(Stored records)
------------------------
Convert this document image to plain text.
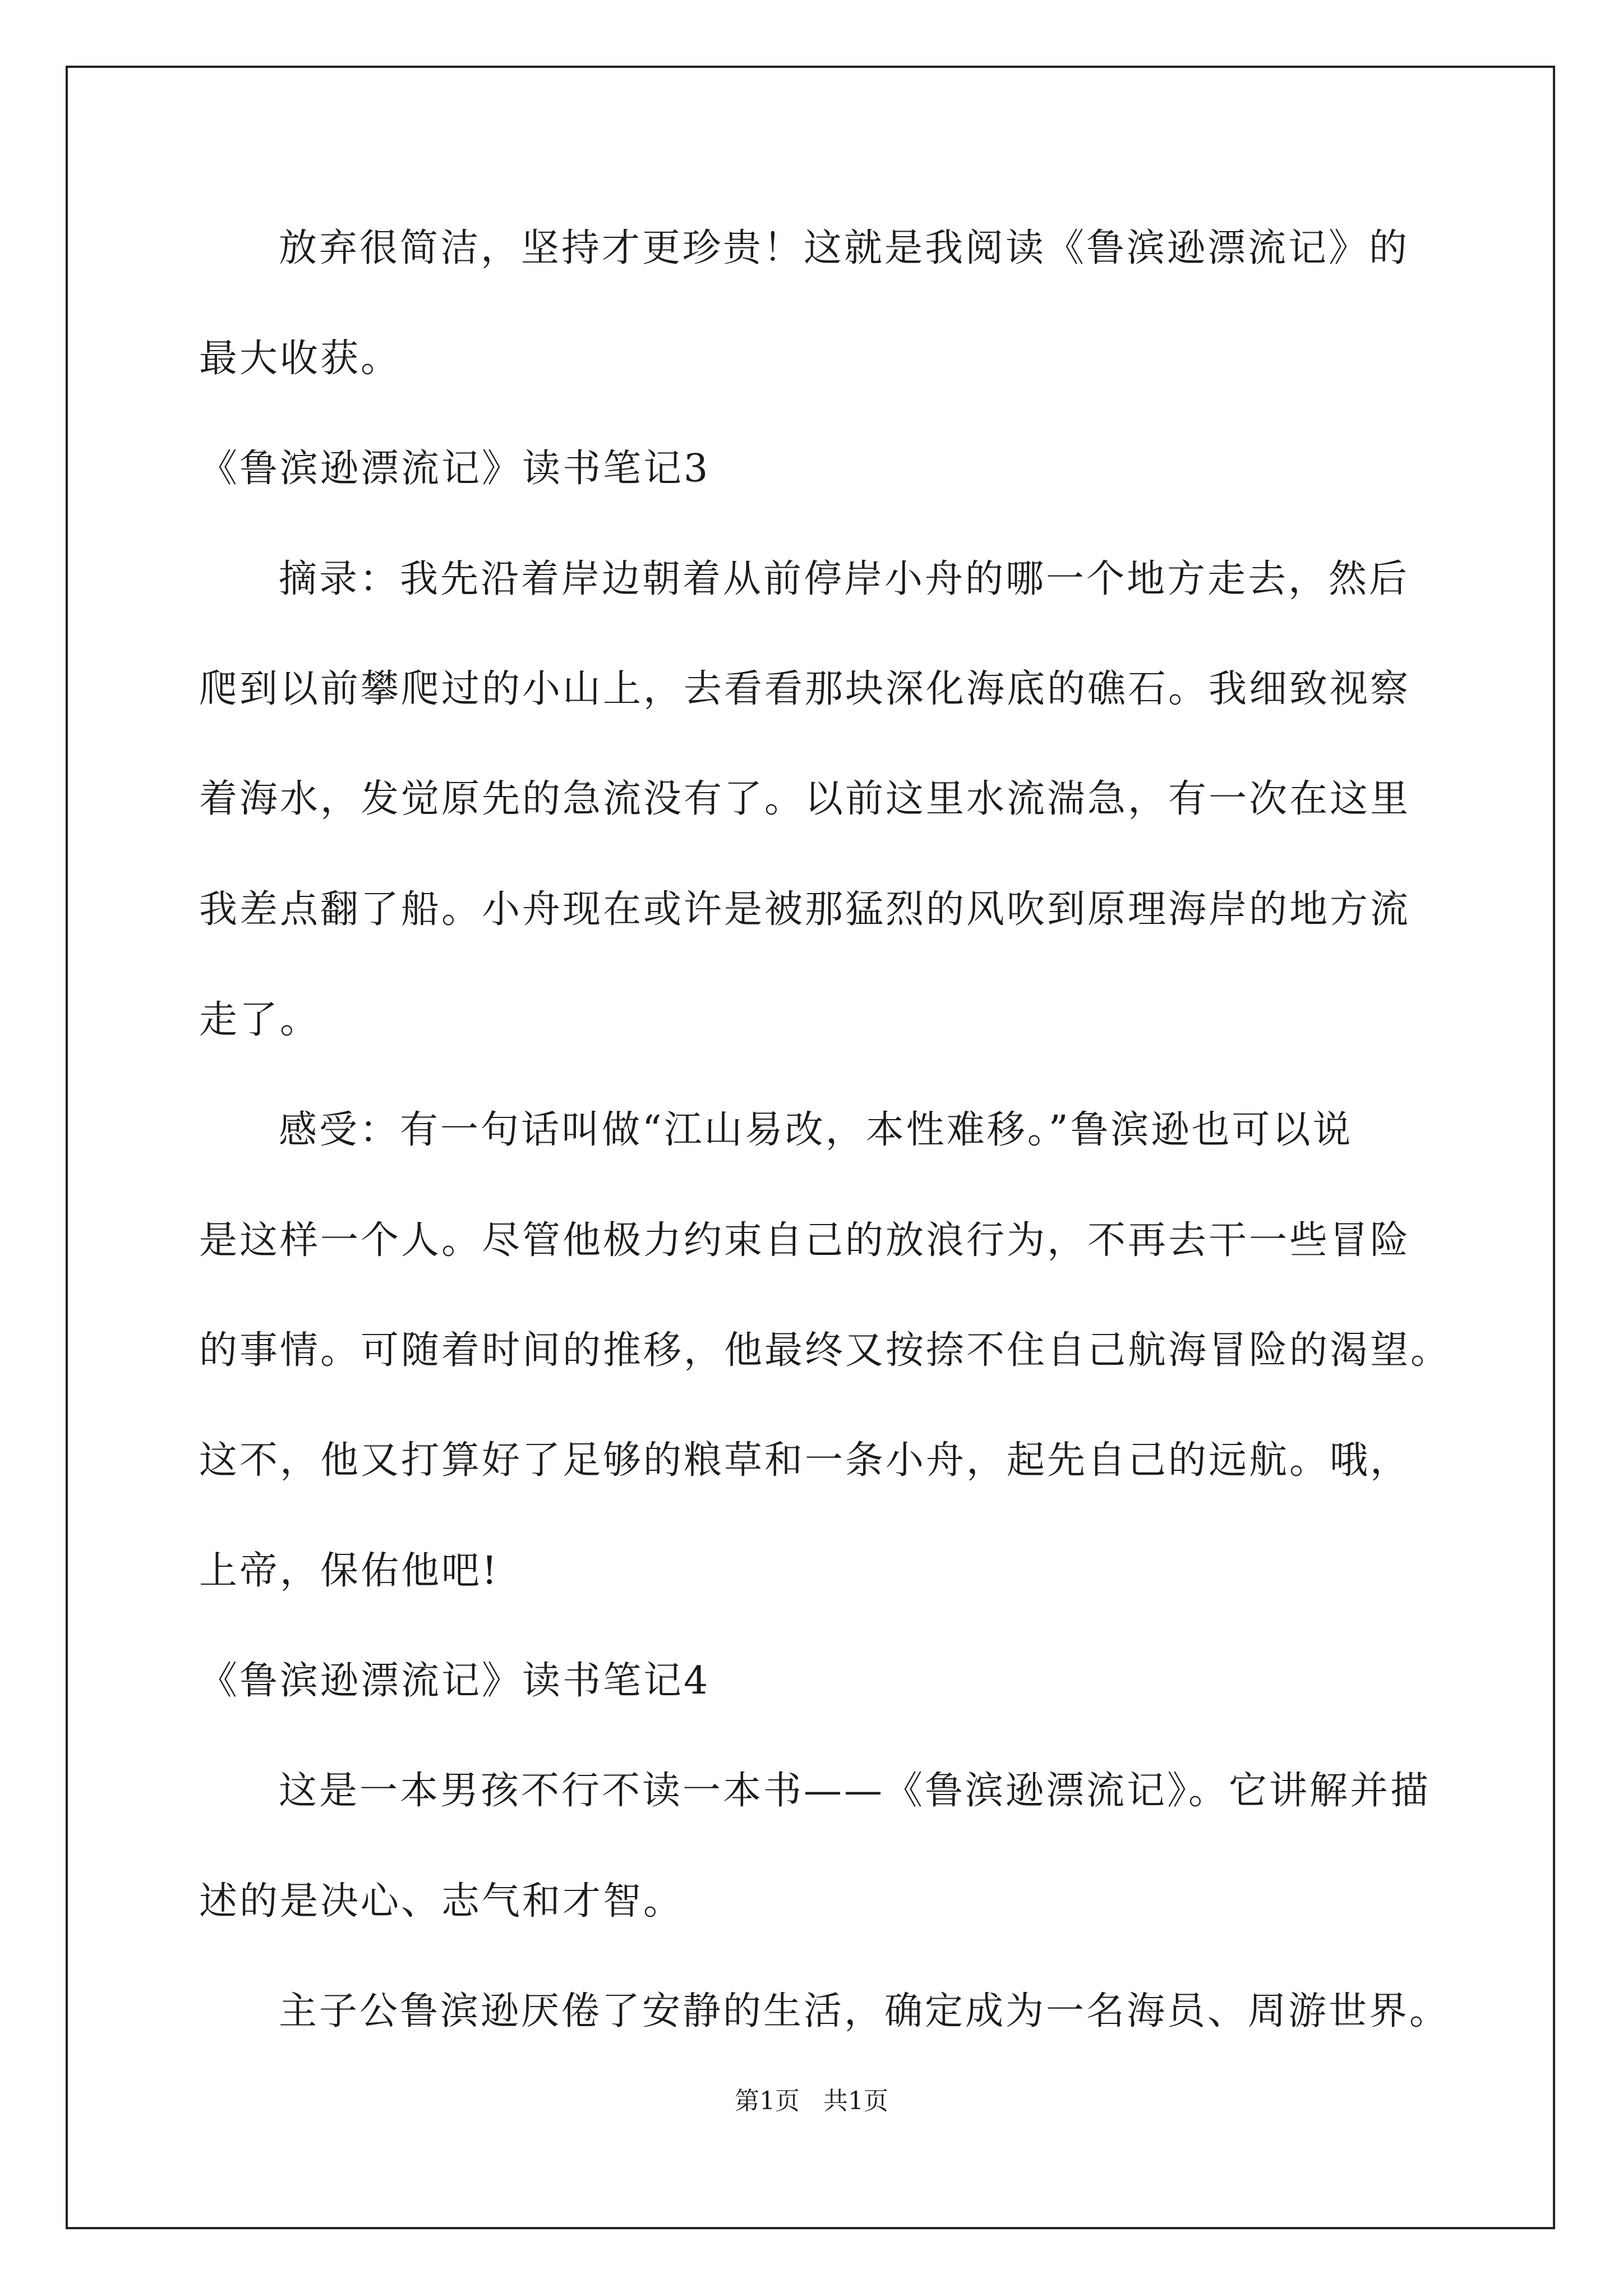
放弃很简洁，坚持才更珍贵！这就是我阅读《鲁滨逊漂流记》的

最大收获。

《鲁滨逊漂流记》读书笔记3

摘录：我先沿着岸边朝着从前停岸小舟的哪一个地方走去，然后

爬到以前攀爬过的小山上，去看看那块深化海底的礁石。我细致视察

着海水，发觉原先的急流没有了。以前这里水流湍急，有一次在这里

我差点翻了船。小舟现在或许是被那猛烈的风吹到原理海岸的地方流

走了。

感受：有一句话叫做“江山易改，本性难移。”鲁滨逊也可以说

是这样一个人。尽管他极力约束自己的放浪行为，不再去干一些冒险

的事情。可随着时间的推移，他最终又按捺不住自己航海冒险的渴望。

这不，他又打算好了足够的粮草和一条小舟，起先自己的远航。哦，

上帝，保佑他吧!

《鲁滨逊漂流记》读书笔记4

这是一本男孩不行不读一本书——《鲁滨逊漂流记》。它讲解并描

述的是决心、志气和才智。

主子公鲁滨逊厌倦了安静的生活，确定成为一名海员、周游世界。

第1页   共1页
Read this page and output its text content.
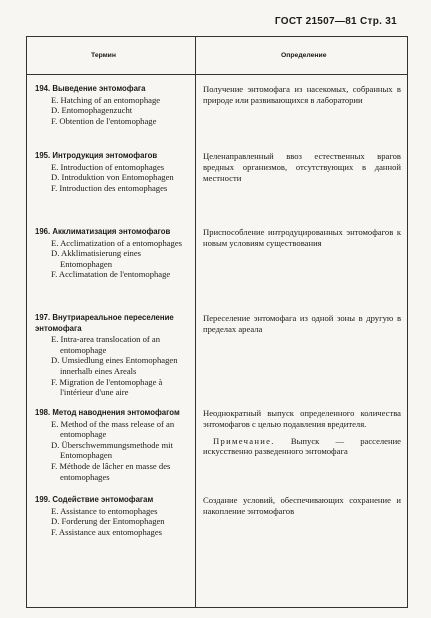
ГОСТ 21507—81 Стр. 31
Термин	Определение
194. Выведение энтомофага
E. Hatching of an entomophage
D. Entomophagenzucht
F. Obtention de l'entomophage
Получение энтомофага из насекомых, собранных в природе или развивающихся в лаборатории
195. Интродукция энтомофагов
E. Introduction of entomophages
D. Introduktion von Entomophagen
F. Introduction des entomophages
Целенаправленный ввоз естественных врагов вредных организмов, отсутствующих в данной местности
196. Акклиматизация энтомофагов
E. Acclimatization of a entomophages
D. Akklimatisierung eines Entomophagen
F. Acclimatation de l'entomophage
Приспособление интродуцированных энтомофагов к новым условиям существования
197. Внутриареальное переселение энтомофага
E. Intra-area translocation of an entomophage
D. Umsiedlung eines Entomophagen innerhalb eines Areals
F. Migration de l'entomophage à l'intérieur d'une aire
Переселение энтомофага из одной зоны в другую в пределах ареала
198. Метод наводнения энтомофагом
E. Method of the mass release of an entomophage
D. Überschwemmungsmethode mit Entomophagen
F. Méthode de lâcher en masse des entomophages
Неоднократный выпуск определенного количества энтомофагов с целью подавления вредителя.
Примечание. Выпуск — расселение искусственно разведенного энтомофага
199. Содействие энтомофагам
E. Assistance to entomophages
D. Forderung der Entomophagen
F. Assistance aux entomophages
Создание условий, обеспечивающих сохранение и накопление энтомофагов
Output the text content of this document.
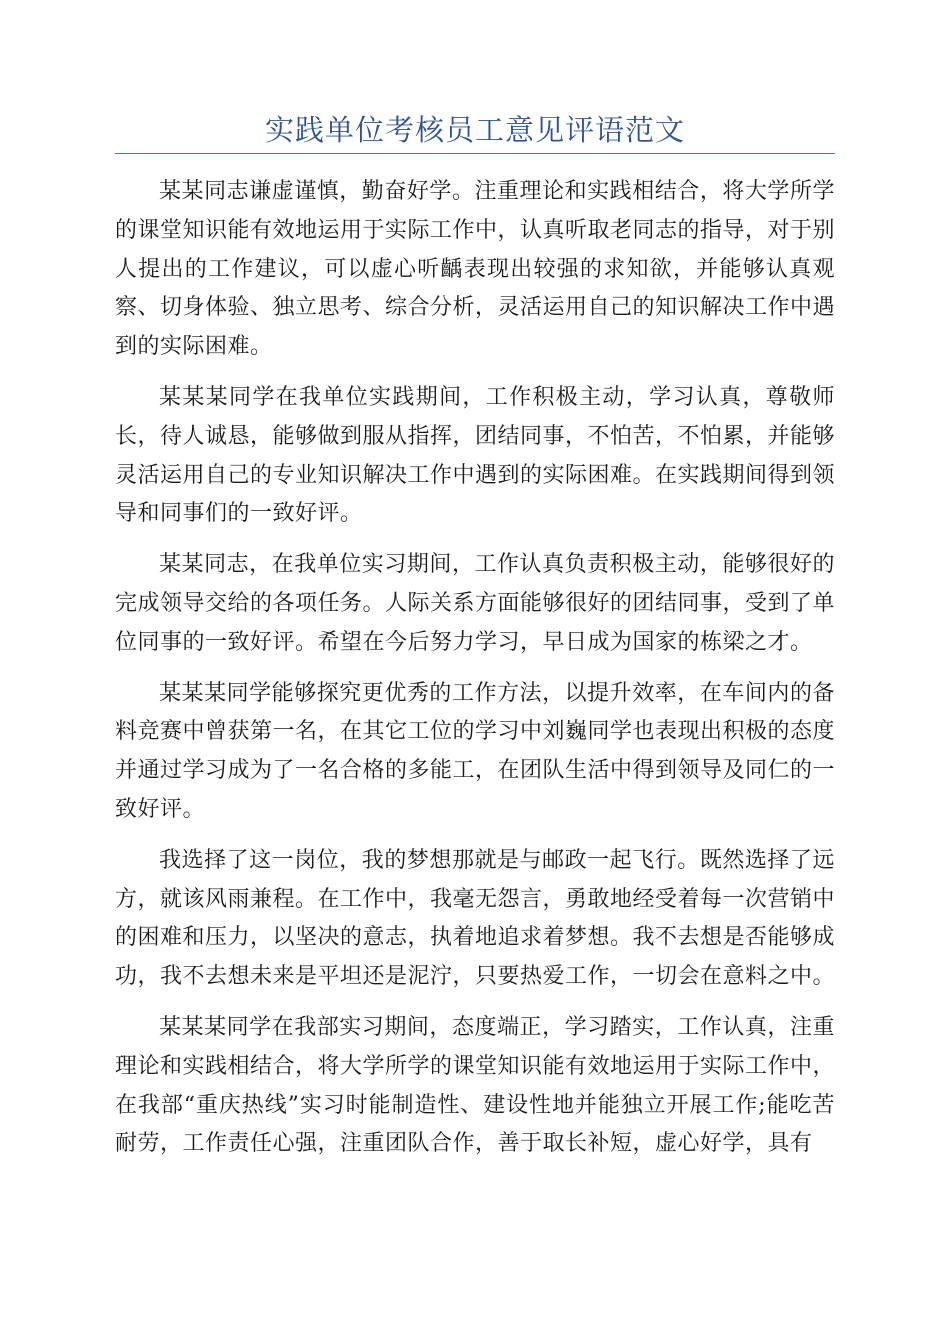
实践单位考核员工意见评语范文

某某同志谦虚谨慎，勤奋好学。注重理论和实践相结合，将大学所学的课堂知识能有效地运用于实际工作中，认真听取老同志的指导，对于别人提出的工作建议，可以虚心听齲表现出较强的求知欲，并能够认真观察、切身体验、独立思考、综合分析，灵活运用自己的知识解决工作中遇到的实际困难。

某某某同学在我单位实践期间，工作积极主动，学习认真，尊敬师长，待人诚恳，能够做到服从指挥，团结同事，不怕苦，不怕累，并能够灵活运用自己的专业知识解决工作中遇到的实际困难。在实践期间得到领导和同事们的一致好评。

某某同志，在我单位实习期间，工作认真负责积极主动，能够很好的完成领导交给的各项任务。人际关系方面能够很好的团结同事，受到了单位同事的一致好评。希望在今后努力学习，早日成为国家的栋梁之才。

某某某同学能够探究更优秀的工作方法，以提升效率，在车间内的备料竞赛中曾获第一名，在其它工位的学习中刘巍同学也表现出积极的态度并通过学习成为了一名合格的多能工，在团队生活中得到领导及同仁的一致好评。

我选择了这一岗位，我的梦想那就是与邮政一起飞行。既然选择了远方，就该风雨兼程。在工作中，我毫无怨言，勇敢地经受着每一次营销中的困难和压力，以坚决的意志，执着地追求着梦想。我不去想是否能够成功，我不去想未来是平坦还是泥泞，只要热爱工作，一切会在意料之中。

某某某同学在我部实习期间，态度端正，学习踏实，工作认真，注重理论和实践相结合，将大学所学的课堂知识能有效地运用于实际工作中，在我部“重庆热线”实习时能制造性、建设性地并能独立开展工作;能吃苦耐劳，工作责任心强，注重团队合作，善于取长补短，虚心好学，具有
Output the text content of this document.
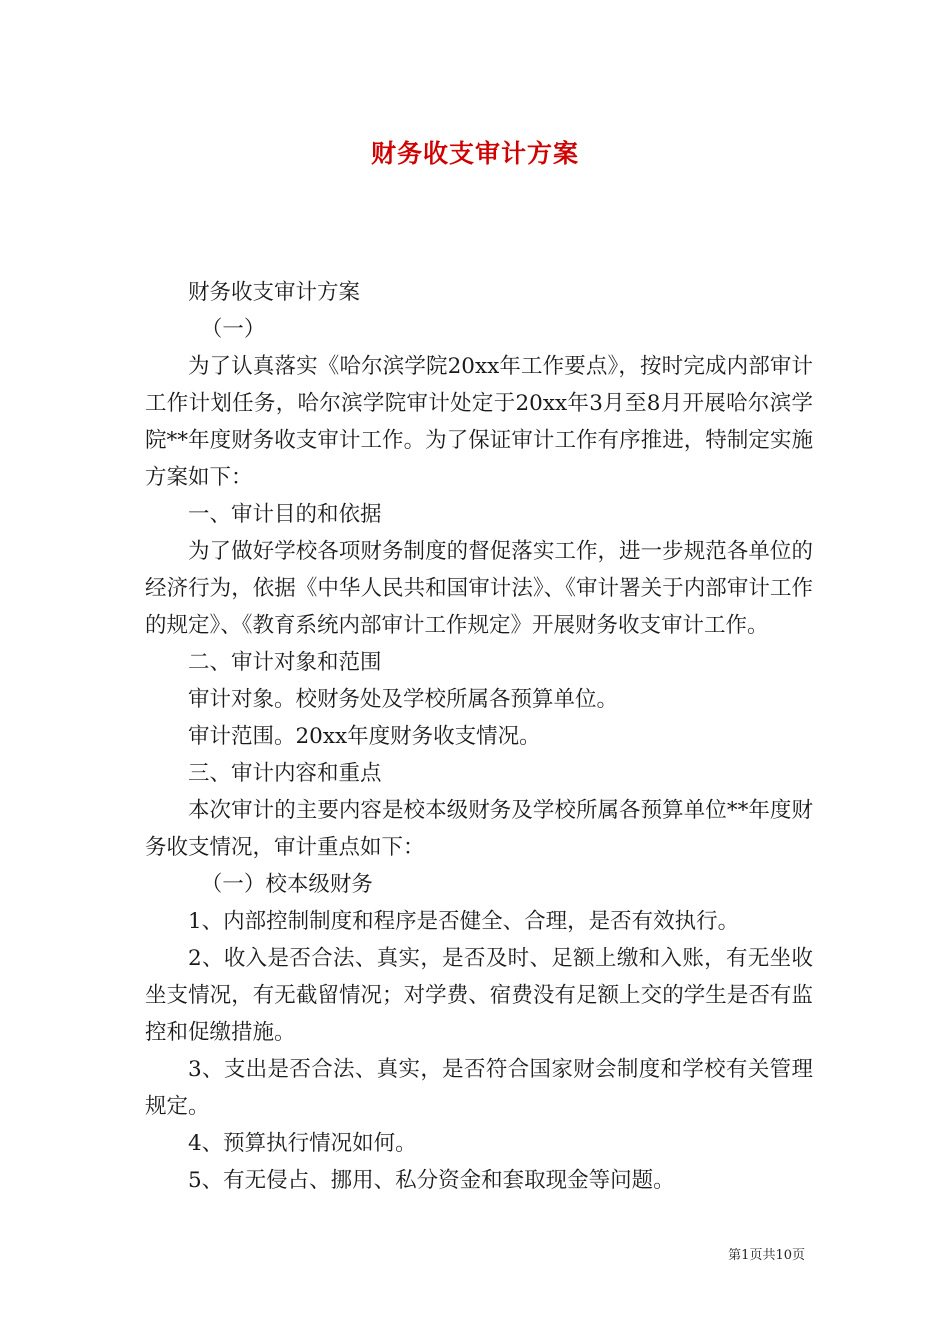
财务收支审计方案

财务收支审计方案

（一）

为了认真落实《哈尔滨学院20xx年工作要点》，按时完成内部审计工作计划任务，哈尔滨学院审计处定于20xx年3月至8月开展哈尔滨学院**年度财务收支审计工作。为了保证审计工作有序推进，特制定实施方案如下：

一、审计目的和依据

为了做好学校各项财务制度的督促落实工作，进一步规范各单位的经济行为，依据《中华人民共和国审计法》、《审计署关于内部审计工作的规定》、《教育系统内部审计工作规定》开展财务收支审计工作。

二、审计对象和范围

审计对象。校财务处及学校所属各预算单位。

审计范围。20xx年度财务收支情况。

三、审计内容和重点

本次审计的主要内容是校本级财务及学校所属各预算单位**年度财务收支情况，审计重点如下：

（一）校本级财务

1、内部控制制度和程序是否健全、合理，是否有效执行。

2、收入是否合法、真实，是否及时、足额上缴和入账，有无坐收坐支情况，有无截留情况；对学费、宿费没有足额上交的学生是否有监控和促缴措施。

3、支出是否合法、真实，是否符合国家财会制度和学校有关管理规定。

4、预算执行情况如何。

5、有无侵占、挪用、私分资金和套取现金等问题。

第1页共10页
------------------------
**Given task**
Every line in the data above that contains "eines" needs to be copied.

**Written reply**
D. Akklimatisierung eines Entomophagen
D. Umsiedlung eines Entomophagen innerhalb eines Areals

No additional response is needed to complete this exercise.